[Figure content listings]
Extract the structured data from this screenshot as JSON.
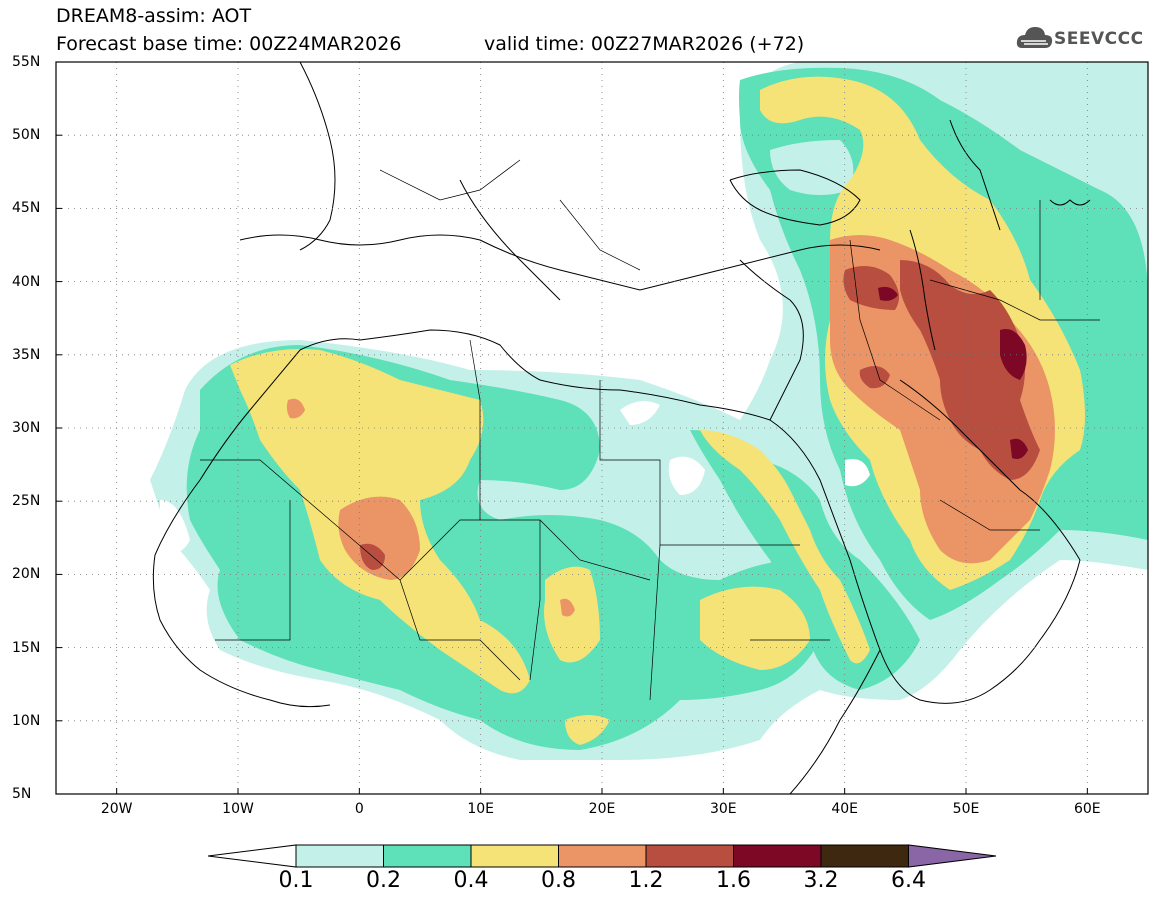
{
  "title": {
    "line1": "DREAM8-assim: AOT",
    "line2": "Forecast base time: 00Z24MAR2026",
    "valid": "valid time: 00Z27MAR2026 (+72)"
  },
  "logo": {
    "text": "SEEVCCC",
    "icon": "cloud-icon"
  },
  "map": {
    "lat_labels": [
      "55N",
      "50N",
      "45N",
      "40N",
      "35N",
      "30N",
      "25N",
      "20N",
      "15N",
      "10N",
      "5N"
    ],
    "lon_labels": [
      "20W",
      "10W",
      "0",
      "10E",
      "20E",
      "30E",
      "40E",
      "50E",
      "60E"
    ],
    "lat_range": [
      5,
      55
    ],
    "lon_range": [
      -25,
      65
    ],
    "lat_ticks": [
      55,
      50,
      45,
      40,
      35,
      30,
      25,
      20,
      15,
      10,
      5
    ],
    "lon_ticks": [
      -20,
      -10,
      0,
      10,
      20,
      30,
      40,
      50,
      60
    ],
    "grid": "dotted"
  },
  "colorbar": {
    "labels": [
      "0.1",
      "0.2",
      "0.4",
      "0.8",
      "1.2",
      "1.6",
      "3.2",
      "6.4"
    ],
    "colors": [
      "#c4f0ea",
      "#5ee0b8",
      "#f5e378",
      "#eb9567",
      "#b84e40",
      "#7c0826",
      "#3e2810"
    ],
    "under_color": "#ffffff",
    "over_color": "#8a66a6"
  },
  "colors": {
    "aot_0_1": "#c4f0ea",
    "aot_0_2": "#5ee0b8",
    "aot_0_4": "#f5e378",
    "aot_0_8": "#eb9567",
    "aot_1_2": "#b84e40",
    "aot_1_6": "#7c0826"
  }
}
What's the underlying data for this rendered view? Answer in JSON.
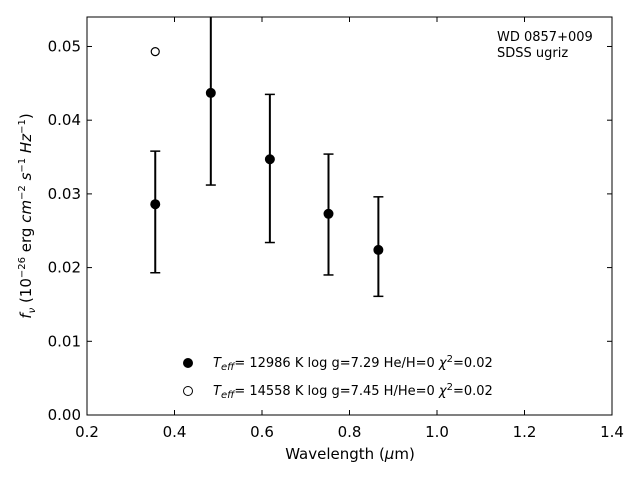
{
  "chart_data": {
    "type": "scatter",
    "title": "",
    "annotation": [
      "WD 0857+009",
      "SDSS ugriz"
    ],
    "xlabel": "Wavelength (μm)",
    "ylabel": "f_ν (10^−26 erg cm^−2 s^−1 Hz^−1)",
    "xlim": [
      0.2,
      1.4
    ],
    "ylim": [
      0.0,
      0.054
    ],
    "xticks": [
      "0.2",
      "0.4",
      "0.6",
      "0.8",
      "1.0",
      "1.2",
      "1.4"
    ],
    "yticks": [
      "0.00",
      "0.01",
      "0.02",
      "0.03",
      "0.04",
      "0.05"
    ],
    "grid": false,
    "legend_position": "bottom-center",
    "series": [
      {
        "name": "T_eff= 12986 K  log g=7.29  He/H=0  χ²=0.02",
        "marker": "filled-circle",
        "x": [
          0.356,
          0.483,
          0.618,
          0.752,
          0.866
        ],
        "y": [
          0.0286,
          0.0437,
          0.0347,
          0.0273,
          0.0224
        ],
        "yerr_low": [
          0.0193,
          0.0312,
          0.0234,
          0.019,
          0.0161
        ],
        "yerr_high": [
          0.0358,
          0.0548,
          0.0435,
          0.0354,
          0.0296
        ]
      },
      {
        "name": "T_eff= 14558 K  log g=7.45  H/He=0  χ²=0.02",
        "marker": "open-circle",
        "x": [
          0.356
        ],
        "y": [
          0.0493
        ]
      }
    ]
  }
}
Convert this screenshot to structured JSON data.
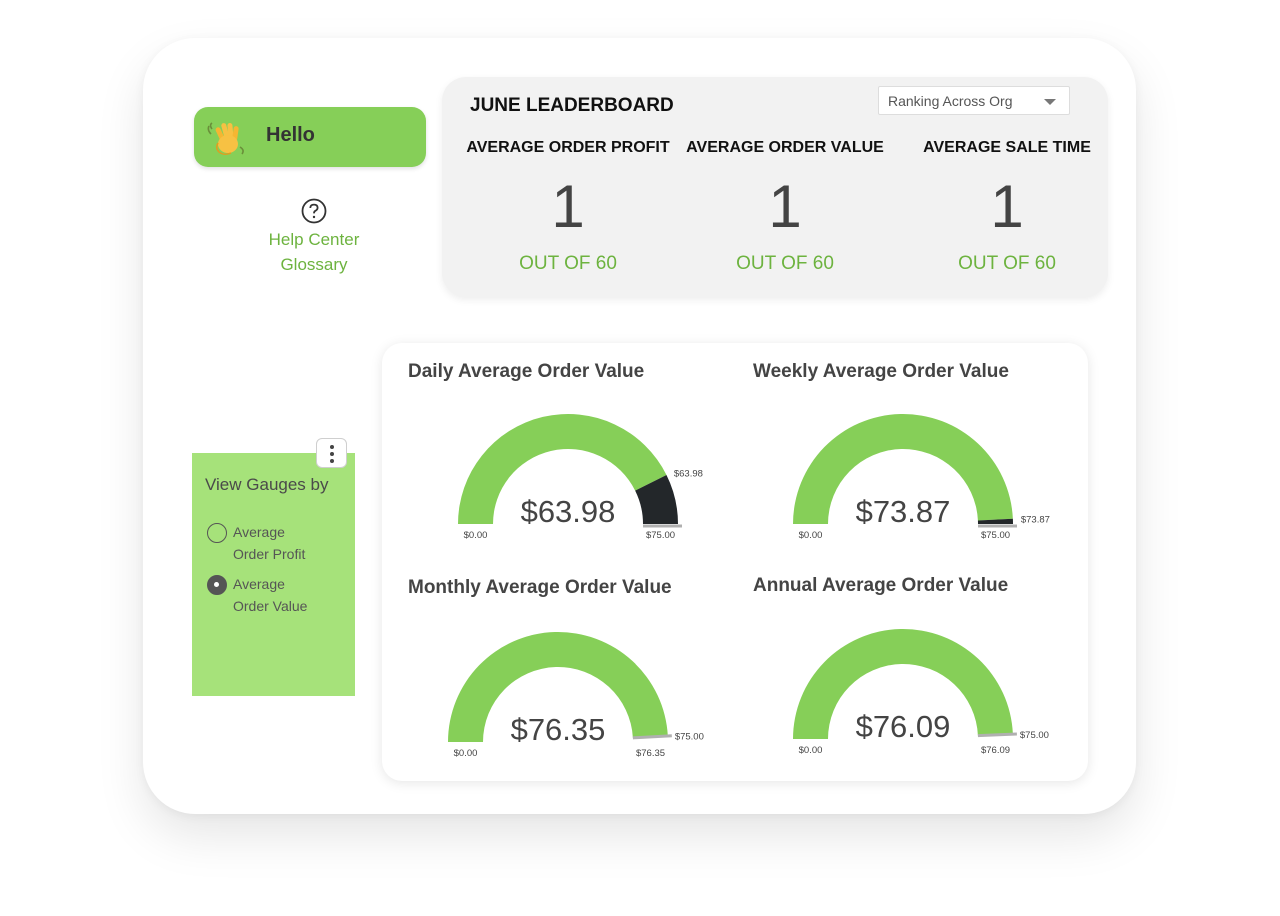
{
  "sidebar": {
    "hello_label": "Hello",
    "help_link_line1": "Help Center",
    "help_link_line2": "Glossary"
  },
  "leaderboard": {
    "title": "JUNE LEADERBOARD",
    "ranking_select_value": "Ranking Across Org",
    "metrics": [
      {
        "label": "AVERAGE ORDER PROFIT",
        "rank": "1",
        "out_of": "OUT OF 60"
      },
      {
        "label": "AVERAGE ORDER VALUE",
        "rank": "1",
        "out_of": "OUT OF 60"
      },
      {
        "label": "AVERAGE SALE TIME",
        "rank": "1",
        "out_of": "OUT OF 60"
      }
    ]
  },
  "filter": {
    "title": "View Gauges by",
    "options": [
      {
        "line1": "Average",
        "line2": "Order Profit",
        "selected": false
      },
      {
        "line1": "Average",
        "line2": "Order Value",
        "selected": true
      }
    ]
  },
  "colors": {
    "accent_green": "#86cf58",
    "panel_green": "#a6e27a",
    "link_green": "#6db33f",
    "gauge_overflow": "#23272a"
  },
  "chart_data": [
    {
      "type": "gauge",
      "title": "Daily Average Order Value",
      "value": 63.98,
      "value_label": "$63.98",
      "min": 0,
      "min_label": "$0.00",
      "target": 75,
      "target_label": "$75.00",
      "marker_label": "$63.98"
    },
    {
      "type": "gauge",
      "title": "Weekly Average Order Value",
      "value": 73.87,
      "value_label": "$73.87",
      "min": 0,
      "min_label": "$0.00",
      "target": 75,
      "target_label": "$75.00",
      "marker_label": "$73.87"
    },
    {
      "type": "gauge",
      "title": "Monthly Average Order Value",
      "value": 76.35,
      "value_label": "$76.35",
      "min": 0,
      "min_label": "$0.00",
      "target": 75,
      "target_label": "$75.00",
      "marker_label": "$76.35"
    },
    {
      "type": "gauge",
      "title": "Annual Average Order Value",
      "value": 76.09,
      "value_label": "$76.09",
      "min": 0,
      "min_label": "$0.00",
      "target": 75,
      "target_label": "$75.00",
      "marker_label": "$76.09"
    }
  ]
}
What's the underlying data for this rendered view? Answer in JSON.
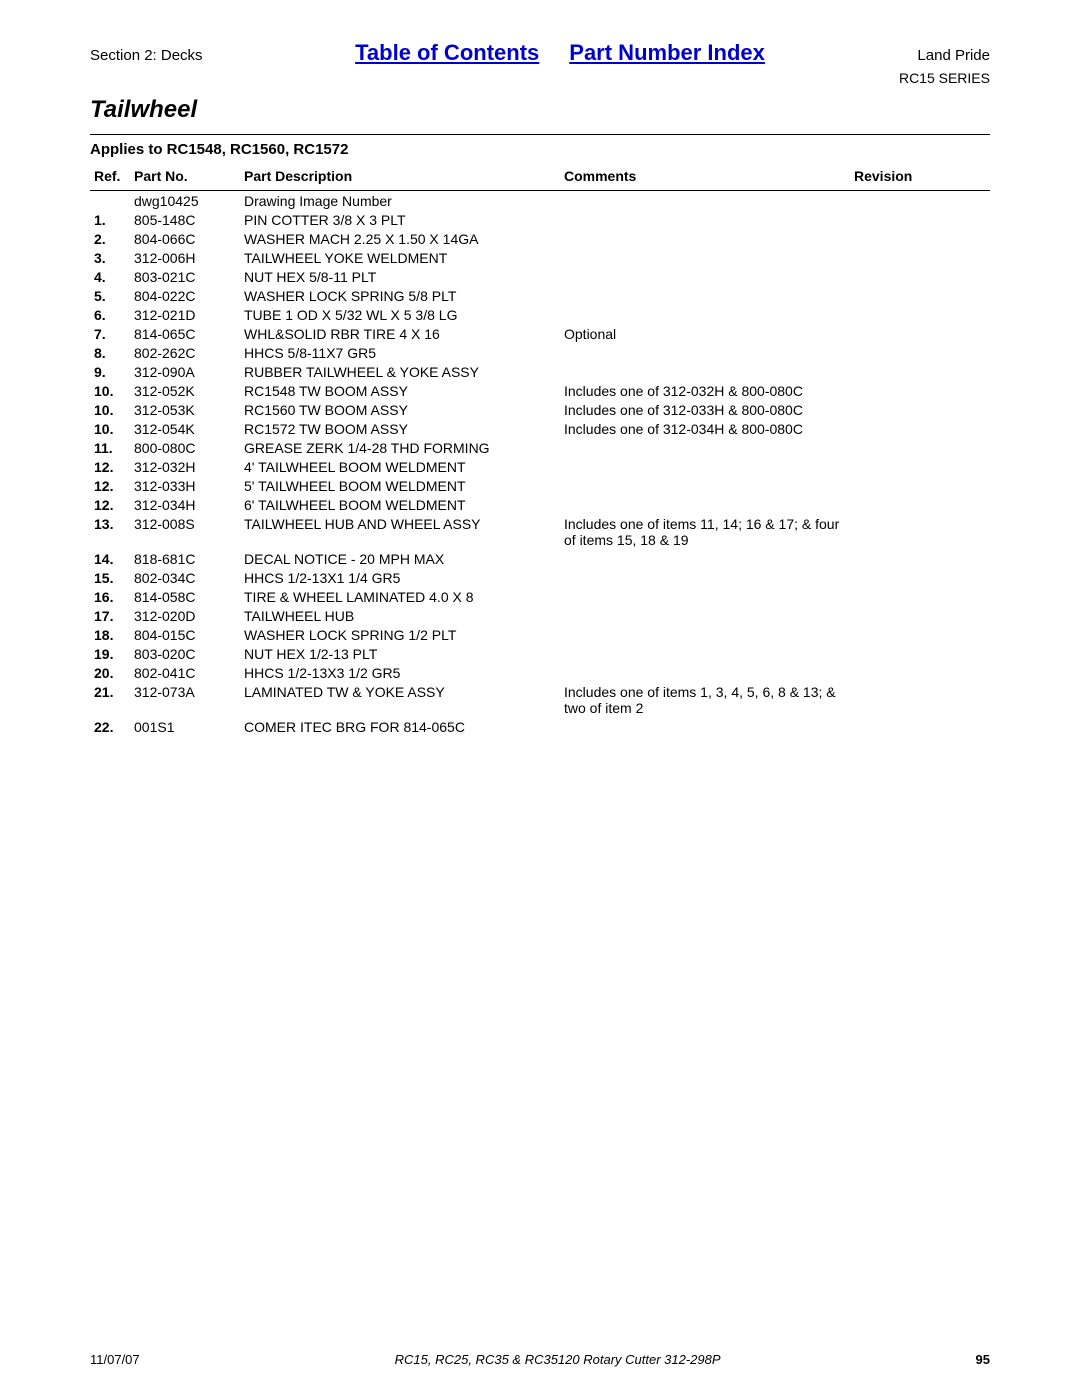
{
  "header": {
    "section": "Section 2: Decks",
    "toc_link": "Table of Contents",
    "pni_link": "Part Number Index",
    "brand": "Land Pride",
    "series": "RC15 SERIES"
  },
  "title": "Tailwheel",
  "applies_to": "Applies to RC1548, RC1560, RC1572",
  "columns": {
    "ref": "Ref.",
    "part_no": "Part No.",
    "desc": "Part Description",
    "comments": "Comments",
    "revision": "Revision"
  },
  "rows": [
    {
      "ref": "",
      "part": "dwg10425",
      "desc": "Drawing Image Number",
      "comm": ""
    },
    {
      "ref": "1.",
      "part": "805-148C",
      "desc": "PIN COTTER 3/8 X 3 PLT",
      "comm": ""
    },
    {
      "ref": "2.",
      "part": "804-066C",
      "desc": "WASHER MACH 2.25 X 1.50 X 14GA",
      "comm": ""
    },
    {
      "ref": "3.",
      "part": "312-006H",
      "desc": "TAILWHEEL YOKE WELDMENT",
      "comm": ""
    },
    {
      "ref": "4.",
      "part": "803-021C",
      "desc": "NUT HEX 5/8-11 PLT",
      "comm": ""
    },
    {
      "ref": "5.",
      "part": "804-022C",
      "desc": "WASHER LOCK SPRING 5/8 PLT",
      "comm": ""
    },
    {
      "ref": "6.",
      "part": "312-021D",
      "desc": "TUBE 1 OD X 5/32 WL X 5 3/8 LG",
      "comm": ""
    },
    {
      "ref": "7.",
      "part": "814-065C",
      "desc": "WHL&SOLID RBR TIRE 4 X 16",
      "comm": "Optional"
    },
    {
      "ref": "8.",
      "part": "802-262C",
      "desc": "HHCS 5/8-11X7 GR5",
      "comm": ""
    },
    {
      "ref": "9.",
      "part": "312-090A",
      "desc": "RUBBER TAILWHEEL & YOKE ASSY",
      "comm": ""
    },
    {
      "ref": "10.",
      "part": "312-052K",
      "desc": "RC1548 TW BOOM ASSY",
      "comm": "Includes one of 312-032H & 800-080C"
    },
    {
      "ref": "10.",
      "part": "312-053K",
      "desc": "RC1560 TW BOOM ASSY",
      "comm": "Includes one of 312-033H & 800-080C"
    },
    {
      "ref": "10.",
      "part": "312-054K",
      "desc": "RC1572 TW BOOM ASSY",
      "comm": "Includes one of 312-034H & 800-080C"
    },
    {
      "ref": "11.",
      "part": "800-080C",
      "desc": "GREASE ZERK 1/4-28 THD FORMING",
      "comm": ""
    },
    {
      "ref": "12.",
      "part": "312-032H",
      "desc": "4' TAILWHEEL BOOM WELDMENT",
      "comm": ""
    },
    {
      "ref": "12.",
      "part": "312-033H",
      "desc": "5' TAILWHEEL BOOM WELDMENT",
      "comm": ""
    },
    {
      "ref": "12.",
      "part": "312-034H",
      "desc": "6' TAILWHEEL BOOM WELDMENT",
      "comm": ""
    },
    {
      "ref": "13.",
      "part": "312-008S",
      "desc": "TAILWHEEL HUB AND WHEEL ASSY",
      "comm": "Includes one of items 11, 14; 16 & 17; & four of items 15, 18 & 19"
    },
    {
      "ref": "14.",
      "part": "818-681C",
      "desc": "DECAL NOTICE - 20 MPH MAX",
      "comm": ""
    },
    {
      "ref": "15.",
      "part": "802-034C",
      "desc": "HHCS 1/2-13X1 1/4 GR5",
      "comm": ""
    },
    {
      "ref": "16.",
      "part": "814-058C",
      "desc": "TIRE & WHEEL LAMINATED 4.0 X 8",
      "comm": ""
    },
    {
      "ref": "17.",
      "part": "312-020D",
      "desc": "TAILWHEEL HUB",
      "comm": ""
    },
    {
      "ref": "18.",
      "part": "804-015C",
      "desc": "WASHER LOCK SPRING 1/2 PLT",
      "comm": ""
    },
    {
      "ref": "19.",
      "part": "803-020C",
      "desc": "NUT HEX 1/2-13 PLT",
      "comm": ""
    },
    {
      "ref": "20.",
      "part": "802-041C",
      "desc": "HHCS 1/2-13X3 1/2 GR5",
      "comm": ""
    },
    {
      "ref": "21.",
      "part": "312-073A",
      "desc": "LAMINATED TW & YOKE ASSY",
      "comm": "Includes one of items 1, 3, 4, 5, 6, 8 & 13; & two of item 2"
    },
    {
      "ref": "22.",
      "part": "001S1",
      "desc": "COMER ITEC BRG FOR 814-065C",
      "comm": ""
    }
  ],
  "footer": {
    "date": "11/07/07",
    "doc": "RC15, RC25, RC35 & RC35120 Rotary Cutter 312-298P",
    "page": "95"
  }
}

Brief: Copy every line of the records above that holds the word "JSON".

Problem solution:
Extract the structured data from this screenshot as JSON.
What's the underlying data for this rendered view? Answer in JSON.
Convert this screenshot to structured JSON data.
What's the underlying data for this rendered view? Answer in JSON.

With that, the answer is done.